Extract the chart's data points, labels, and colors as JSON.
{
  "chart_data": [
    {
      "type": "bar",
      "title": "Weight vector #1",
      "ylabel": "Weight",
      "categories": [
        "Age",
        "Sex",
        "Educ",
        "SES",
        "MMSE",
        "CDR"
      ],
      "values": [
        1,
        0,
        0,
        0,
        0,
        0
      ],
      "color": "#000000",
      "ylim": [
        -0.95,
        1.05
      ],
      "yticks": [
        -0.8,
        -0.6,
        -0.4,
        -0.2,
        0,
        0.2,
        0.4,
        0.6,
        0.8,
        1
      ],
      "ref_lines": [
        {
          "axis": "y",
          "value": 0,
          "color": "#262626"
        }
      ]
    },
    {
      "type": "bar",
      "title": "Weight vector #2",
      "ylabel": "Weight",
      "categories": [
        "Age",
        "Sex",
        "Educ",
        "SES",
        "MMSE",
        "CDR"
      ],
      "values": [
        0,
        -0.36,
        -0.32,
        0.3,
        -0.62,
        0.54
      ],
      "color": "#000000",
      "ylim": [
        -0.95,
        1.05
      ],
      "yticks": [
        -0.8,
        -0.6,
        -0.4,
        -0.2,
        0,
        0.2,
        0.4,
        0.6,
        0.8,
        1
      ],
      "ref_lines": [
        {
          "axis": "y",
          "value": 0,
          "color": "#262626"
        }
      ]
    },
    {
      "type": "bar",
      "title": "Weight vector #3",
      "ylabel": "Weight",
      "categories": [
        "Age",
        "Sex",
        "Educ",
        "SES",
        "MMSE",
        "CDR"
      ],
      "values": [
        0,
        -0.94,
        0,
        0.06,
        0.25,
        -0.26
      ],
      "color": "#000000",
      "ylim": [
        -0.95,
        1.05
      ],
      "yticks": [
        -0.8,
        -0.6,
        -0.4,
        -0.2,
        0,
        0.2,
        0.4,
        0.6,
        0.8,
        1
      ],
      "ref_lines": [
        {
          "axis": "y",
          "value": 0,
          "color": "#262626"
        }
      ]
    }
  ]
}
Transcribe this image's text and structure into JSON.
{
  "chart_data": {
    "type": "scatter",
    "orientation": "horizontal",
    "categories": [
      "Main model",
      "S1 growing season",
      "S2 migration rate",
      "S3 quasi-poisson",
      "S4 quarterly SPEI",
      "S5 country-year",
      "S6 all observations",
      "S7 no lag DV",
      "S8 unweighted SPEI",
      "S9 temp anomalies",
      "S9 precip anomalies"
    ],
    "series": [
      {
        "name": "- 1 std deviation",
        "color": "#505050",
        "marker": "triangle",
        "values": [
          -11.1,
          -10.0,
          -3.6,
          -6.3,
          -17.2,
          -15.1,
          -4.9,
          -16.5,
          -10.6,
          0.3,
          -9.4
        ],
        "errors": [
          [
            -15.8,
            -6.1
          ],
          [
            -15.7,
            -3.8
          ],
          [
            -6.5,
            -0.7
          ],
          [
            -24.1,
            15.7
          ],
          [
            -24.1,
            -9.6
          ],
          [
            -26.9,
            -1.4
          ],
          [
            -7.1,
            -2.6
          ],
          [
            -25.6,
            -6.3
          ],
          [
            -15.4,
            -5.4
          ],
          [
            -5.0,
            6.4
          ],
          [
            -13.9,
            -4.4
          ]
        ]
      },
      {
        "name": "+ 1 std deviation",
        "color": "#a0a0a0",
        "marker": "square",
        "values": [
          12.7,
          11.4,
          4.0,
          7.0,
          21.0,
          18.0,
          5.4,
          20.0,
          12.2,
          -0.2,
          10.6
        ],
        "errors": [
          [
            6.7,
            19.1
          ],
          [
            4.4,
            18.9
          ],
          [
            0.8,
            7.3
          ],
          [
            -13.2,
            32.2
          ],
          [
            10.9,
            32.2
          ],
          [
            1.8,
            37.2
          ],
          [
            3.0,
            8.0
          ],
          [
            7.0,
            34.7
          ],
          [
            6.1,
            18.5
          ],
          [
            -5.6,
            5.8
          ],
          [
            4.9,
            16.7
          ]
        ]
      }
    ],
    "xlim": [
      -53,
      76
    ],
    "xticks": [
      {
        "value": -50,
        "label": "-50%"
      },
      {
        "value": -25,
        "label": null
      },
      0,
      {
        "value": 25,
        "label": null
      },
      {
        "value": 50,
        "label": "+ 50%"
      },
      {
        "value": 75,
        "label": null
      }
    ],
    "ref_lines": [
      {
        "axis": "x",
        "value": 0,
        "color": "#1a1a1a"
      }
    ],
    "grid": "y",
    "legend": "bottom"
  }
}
+ + + +
_Task_
Copy out every line of the data that includes the word "name".

_Reply_
        "name": "- 1 std deviation",
        "name": "+ 1 std deviation",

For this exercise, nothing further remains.